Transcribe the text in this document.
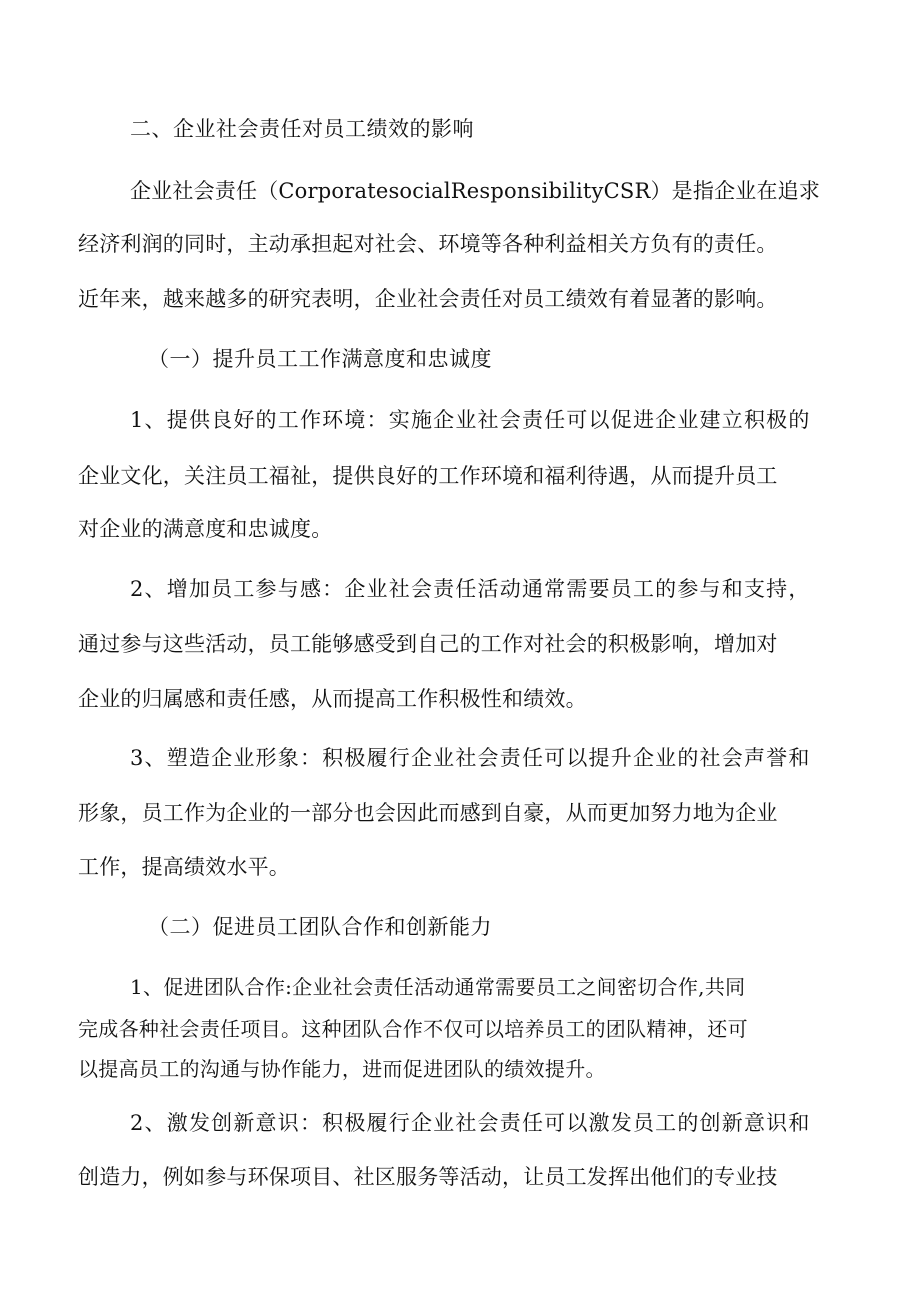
二、企业社会责任对员工绩效的影响
企业社会责任（CorporatesocialResponsibilityCSR）是指企业在追求
经济利润的同时，主动承担起对社会、环境等各种利益相关方负有的责任。
近年来，越来越多的研究表明，企业社会责任对员工绩效有着显著的影响。
（一）提升员工工作满意度和忠诚度
1、提供良好的工作环境：实施企业社会责任可以促进企业建立积极的
企业文化，关注员工福祉，提供良好的工作环境和福利待遇，从而提升员工
对企业的满意度和忠诚度。
2、增加员工参与感：企业社会责任活动通常需要员工的参与和支持，
通过参与这些活动，员工能够感受到自己的工作对社会的积极影响，增加对
企业的归属感和责任感，从而提高工作积极性和绩效。
3、塑造企业形象：积极履行企业社会责任可以提升企业的社会声誉和
形象，员工作为企业的一部分也会因此而感到自豪，从而更加努力地为企业
工作，提高绩效水平。
（二）促进员工团队合作和创新能力
1、促进团队合作:企业社会责任活动通常需要员工之间密切合作,共同
完成各种社会责任项目。这种团队合作不仅可以培养员工的团队精神，还可
以提高员工的沟通与协作能力，进而促进团队的绩效提升。
2、激发创新意识：积极履行企业社会责任可以激发员工的创新意识和
创造力，例如参与环保项目、社区服务等活动，让员工发挥出他们的专业技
···
# [WHAT YOU WILL DO]
Every line of the material is to be quoted exactly, with no pictures carried over.

# [REPLY]
Transcribe the text in this document.
二、企业社会责任对员工绩效的影响
企业社会责任（CorporatesocialResponsibilityCSR）是指企业在追求
经济利润的同时，主动承担起对社会、环境等各种利益相关方负有的责任。
近年来，越来越多的研究表明，企业社会责任对员工绩效有着显著的影响。
（一）提升员工工作满意度和忠诚度
1、提供良好的工作环境：实施企业社会责任可以促进企业建立积极的
企业文化，关注员工福祉，提供良好的工作环境和福利待遇，从而提升员工
对企业的满意度和忠诚度。
2、增加员工参与感：企业社会责任活动通常需要员工的参与和支持，
通过参与这些活动，员工能够感受到自己的工作对社会的积极影响，增加对
企业的归属感和责任感，从而提高工作积极性和绩效。
3、塑造企业形象：积极履行企业社会责任可以提升企业的社会声誉和
形象，员工作为企业的一部分也会因此而感到自豪，从而更加努力地为企业
工作，提高绩效水平。
（二）促进员工团队合作和创新能力
1、促进团队合作:企业社会责任活动通常需要员工之间密切合作,共同
完成各种社会责任项目。这种团队合作不仅可以培养员工的团队精神，还可
以提高员工的沟通与协作能力，进而促进团队的绩效提升。
2、激发创新意识：积极履行企业社会责任可以激发员工的创新意识和
创造力，例如参与环保项目、社区服务等活动，让员工发挥出他们的专业技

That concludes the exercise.